● **Aim of the task**
Every entry below should be printed exactly, without its images.

[start]

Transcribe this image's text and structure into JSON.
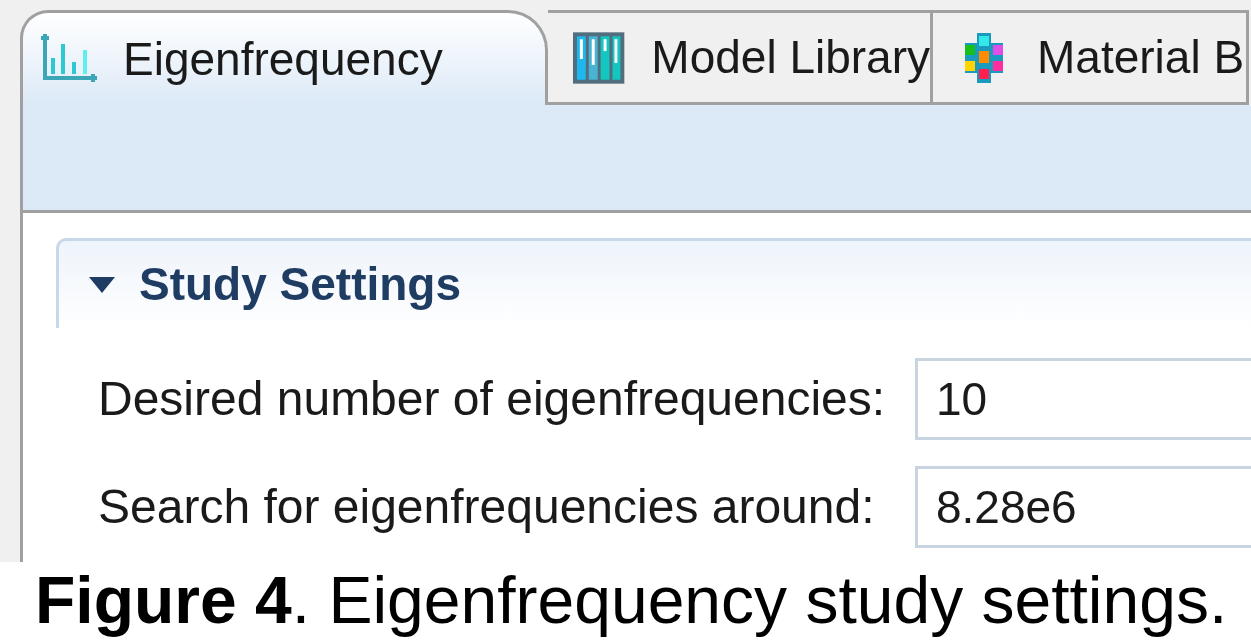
{
  "tabs": [
    {
      "label": "Eigenfrequency",
      "selected": true
    },
    {
      "label": "Model Library",
      "selected": false
    },
    {
      "label": "Material B",
      "selected": false
    }
  ],
  "section": {
    "title": "Study Settings",
    "expanded": true,
    "fields": [
      {
        "label": "Desired number of eigenfrequencies:",
        "value": "10"
      },
      {
        "label": "Search for eigenfrequencies around:",
        "value": "8.28e6"
      }
    ]
  },
  "caption": "**Figure 4**. Eigenfrequency study settings."
}
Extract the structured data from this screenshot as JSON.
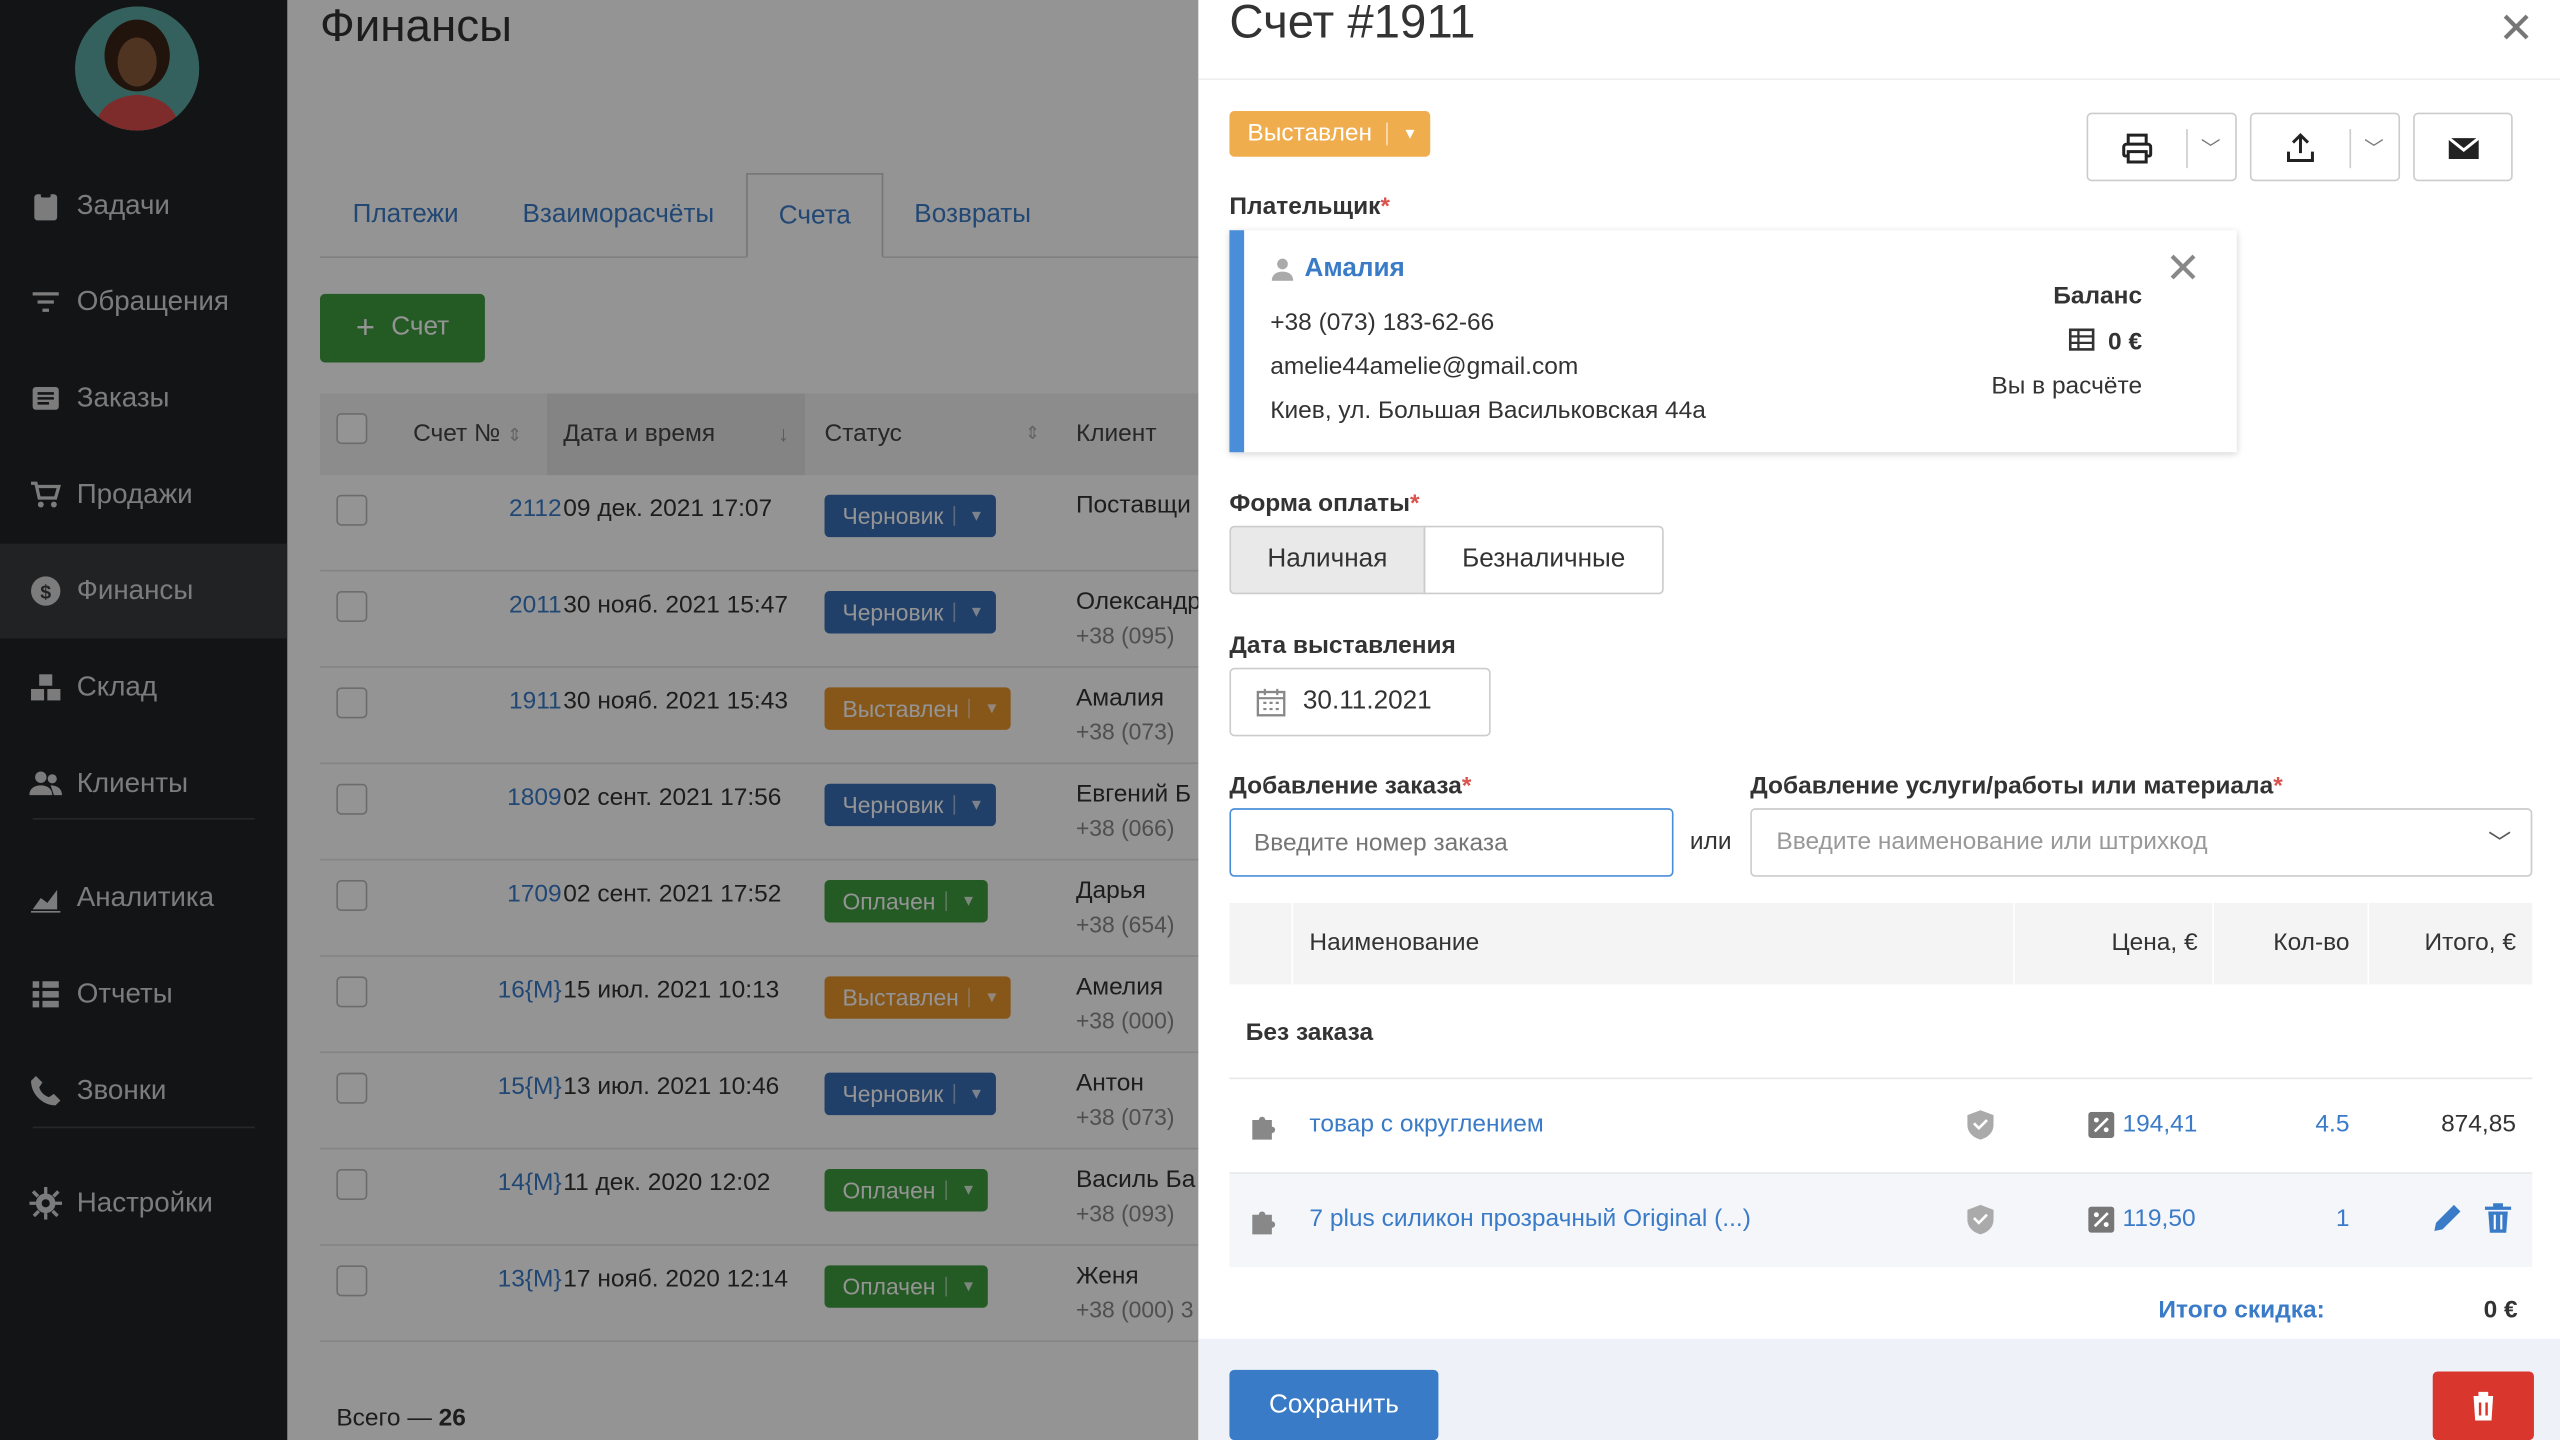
{
  "sidebar": {
    "items": [
      {
        "label": "Задачи",
        "icon": "clipboard-icon"
      },
      {
        "label": "Обращения",
        "icon": "filter-icon"
      },
      {
        "label": "Заказы",
        "icon": "list-icon"
      },
      {
        "label": "Продажи",
        "icon": "cart-icon"
      },
      {
        "label": "Финансы",
        "icon": "dollar-icon"
      },
      {
        "label": "Склад",
        "icon": "boxes-icon"
      },
      {
        "label": "Клиенты",
        "icon": "users-icon"
      },
      {
        "label": "Аналитика",
        "icon": "chart-icon"
      },
      {
        "label": "Отчеты",
        "icon": "report-icon"
      },
      {
        "label": "Звонки",
        "icon": "phone-icon"
      },
      {
        "label": "Настройки",
        "icon": "gear-icon"
      }
    ]
  },
  "main": {
    "title": "Финансы",
    "tabs": [
      "Платежи",
      "Взаиморасчёты",
      "Счета",
      "Возвраты"
    ],
    "add_button": "Счет",
    "columns": [
      "Счет №",
      "Дата и время",
      "Статус",
      "Клиент"
    ],
    "rows": [
      {
        "num": "2112",
        "date": "09 дек. 2021 17:07",
        "status": "Черновик",
        "client": "Поставщи",
        "phone": ""
      },
      {
        "num": "2011",
        "date": "30 нояб. 2021 15:47",
        "status": "Черновик",
        "client": "Олександр",
        "phone": "+38 (095)"
      },
      {
        "num": "1911",
        "date": "30 нояб. 2021 15:43",
        "status": "Выставлен",
        "client": "Амалия",
        "phone": "+38 (073)"
      },
      {
        "num": "1809",
        "date": "02 сент. 2021 17:56",
        "status": "Черновик",
        "client": "Евгений Б",
        "phone": "+38 (066)"
      },
      {
        "num": "1709",
        "date": "02 сент. 2021 17:52",
        "status": "Оплачен",
        "client": "Дарья",
        "phone": "+38 (654)"
      },
      {
        "num": "16{M}",
        "date": "15 июл. 2021 10:13",
        "status": "Выставлен",
        "client": "Амелия",
        "phone": "+38 (000)"
      },
      {
        "num": "15{M}",
        "date": "13 июл. 2021 10:46",
        "status": "Черновик",
        "client": "Антон",
        "phone": "+38 (073)"
      },
      {
        "num": "14{M}",
        "date": "11 дек. 2020 12:02",
        "status": "Оплачен",
        "client": "Василь Ба",
        "phone": "+38 (093)"
      },
      {
        "num": "13{M}",
        "date": "17 нояб. 2020 12:14",
        "status": "Оплачен",
        "client": "Женя",
        "phone": "+38 (000) 3"
      }
    ],
    "total_label": "Всего —",
    "total_value": "26"
  },
  "status_colors": {
    "Черновик": "#3a6fb5",
    "Выставлен": "#e8962e",
    "Оплачен": "#3f9b3f"
  },
  "panel": {
    "title": "Счет #1911",
    "status": "Выставлен",
    "payer_label": "Плательщик",
    "payer": {
      "name": "Амалия",
      "phone": "+38 (073) 183-62-66",
      "email": "amelie44amelie@gmail.com",
      "address": "Киев, ул. Большая Васильковская 44а",
      "balance_label": "Баланс",
      "balance_value": "0 €",
      "balance_status": "Вы в расчёте"
    },
    "payment_label": "Форма оплаты",
    "payment_options": [
      "Наличная",
      "Безналичные"
    ],
    "date_label": "Дата выставления",
    "date_value": "30.11.2021",
    "order_label": "Добавление заказа",
    "order_placeholder": "Введите номер заказа",
    "or_text": "или",
    "service_label": "Добавление услуги/работы или материала",
    "service_placeholder": "Введите наименование или штрихкод",
    "items_columns": [
      "Наименование",
      "Цена, €",
      "Кол-во",
      "Итого, €"
    ],
    "group_label": "Без заказа",
    "items": [
      {
        "name": "товар с округлением",
        "price": "194,41",
        "qty": "4.5",
        "total": "874,85"
      },
      {
        "name": "7 plus силикон прозрачный Original (...)",
        "price": "119,50",
        "qty": "1",
        "total": ""
      }
    ],
    "discount_label": "Итого скидка:",
    "discount_value": "0 €",
    "save_label": "Сохранить"
  }
}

[end]

● **Reply**
Transcribe this image's text and structure into JSON.
{
  "tabs": [
    {
      "label": "Eigenfrequency",
      "selected": true
    },
    {
      "label": "Model Library",
      "selected": false
    },
    {
      "label": "Material B",
      "selected": false
    }
  ],
  "section": {
    "title": "Study Settings",
    "expanded": true,
    "fields": [
      {
        "label": "Desired number of eigenfrequencies:",
        "value": "10"
      },
      {
        "label": "Search for eigenfrequencies around:",
        "value": "8.28e6"
      }
    ]
  },
  "caption": "**Figure 4**. Eigenfrequency study settings."
}
Extract the structured data from this screenshot as JSON.
{
  "sidebar": {
    "items": [
      {
        "label": "Задачи",
        "icon": "clipboard-icon"
      },
      {
        "label": "Обращения",
        "icon": "filter-icon"
      },
      {
        "label": "Заказы",
        "icon": "list-icon"
      },
      {
        "label": "Продажи",
        "icon": "cart-icon"
      },
      {
        "label": "Финансы",
        "icon": "dollar-icon"
      },
      {
        "label": "Склад",
        "icon": "boxes-icon"
      },
      {
        "label": "Клиенты",
        "icon": "users-icon"
      },
      {
        "label": "Аналитика",
        "icon": "chart-icon"
      },
      {
        "label": "Отчеты",
        "icon": "report-icon"
      },
      {
        "label": "Звонки",
        "icon": "phone-icon"
      },
      {
        "label": "Настройки",
        "icon": "gear-icon"
      }
    ]
  },
  "main": {
    "title": "Финансы",
    "tabs": [
      "Платежи",
      "Взаиморасчёты",
      "Счета",
      "Возвраты"
    ],
    "add_button": "Счет",
    "columns": [
      "Счет №",
      "Дата и время",
      "Статус",
      "Клиент"
    ],
    "rows": [
      {
        "num": "2112",
        "date": "09 дек. 2021 17:07",
        "status": "Черновик",
        "client": "Поставщи",
        "phone": ""
      },
      {
        "num": "2011",
        "date": "30 нояб. 2021 15:47",
        "status": "Черновик",
        "client": "Олександр",
        "phone": "+38 (095)"
      },
      {
        "num": "1911",
        "date": "30 нояб. 2021 15:43",
        "status": "Выставлен",
        "client": "Амалия",
        "phone": "+38 (073)"
      },
      {
        "num": "1809",
        "date": "02 сент. 2021 17:56",
        "status": "Черновик",
        "client": "Евгений Б",
        "phone": "+38 (066)"
      },
      {
        "num": "1709",
        "date": "02 сент. 2021 17:52",
        "status": "Оплачен",
        "client": "Дарья",
        "phone": "+38 (654)"
      },
      {
        "num": "16{M}",
        "date": "15 июл. 2021 10:13",
        "status": "Выставлен",
        "client": "Амелия",
        "phone": "+38 (000)"
      },
      {
        "num": "15{M}",
        "date": "13 июл. 2021 10:46",
        "status": "Черновик",
        "client": "Антон",
        "phone": "+38 (073)"
      },
      {
        "num": "14{M}",
        "date": "11 дек. 2020 12:02",
        "status": "Оплачен",
        "client": "Василь Ба",
        "phone": "+38 (093)"
      },
      {
        "num": "13{M}",
        "date": "17 нояб. 2020 12:14",
        "status": "Оплачен",
        "client": "Женя",
        "phone": "+38 (000) 3"
      }
    ],
    "total_label": "Всего —",
    "total_value": "26"
  },
  "status_colors": {
    "Черновик": "#3a6fb5",
    "Выставлен": "#e8962e",
    "Оплачен": "#3f9b3f"
  },
  "panel": {
    "title": "Счет #1911",
    "status": "Выставлен",
    "payer_label": "Плательщик",
    "payer": {
      "name": "Амалия",
      "phone": "+38 (073) 183-62-66",
      "email": "amelie44amelie@gmail.com",
      "address": "Киев, ул. Большая Васильковская 44а",
      "balance_label": "Баланс",
      "balance_value": "0 €",
      "balance_status": "Вы в расчёте"
    },
    "payment_label": "Форма оплаты",
    "payment_options": [
      "Наличная",
      "Безналичные"
    ],
    "date_label": "Дата выставления",
    "date_value": "30.11.2021",
    "order_label": "Добавление заказа",
    "order_placeholder": "Введите номер заказа",
    "or_text": "или",
    "service_label": "Добавление услуги/работы или материала",
    "service_placeholder": "Введите наименование или штрихкод",
    "items_columns": [
      "Наименование",
      "Цена, €",
      "Кол-во",
      "Итого, €"
    ],
    "group_label": "Без заказа",
    "items": [
      {
        "name": "товар с округлением",
        "price": "194,41",
        "qty": "4.5",
        "total": "874,85"
      },
      {
        "name": "7 plus силикон прозрачный Original (...)",
        "price": "119,50",
        "qty": "1",
        "total": ""
      }
    ],
    "discount_label": "Итого скидка:",
    "discount_value": "0 €",
    "save_label": "Сохранить"
  }
}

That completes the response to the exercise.